A run of records

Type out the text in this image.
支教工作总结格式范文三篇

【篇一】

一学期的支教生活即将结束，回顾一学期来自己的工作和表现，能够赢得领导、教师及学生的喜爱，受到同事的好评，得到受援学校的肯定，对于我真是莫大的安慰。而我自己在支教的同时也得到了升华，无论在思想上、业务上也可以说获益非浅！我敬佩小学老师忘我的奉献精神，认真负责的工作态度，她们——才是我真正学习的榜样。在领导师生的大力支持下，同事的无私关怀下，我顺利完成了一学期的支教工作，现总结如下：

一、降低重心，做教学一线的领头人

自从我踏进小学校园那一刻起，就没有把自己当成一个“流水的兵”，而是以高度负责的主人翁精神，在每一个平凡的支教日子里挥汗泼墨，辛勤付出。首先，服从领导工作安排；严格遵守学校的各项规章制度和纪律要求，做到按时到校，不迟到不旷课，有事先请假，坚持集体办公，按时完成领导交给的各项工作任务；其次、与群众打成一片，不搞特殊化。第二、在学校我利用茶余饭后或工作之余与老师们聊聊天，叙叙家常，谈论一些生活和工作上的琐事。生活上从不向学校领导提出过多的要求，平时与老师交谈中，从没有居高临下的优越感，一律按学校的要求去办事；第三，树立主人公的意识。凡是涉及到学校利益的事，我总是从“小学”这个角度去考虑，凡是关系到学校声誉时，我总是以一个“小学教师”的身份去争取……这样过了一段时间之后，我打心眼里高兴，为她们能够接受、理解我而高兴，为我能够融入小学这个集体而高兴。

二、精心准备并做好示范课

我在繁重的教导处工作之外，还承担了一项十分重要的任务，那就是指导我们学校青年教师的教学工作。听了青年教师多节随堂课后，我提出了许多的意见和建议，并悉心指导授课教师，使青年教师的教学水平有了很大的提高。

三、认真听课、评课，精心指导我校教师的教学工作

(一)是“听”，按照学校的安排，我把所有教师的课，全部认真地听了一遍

### Exercise
Using the listing above, reproduce each line without omission.

### Expected answer
Type out the text in this image.
支教工作总结格式范文三篇

【篇一】

一学期的支教生活即将结束，回顾一学期来自己的工作和表现，能够赢得领导、教师及学生的喜爱，受到同事的好评，得到受援学校的肯定，对于我真是莫大的安慰。而我自己在支教的同时也得到了升华，无论在思想上、业务上也可以说获益非浅！我敬佩小学老师忘我的奉献精神，认真负责的工作态度，她们——才是我真正学习的榜样。在领导师生的大力支持下，同事的无私关怀下，我顺利完成了一学期的支教工作，现总结如下：

一、降低重心，做教学一线的领头人

自从我踏进小学校园那一刻起，就没有把自己当成一个“流水的兵”，而是以高度负责的主人翁精神，在每一个平凡的支教日子里挥汗泼墨，辛勤付出。首先，服从领导工作安排；严格遵守学校的各项规章制度和纪律要求，做到按时到校，不迟到不旷课，有事先请假，坚持集体办公，按时完成领导交给的各项工作任务；其次、与群众打成一片，不搞特殊化。第二、在学校我利用茶余饭后或工作之余与老师们聊聊天，叙叙家常，谈论一些生活和工作上的琐事。生活上从不向学校领导提出过多的要求，平时与老师交谈中，从没有居高临下的优越感，一律按学校的要求去办事；第三，树立主人公的意识。凡是涉及到学校利益的事，我总是从“小学”这个角度去考虑，凡是关系到学校声誉时，我总是以一个“小学教师”的身份去争取……这样过了一段时间之后，我打心眼里高兴，为她们能够接受、理解我而高兴，为我能够融入小学这个集体而高兴。

二、精心准备并做好示范课

我在繁重的教导处工作之外，还承担了一项十分重要的任务，那就是指导我们学校青年教师的教学工作。听了青年教师多节随堂课后，我提出了许多的意见和建议，并悉心指导授课教师，使青年教师的教学水平有了很大的提高。

三、认真听课、评课，精心指导我校教师的教学工作

(一)是“听”，按照学校的安排，我把所有教师的课，全部认真地听了一遍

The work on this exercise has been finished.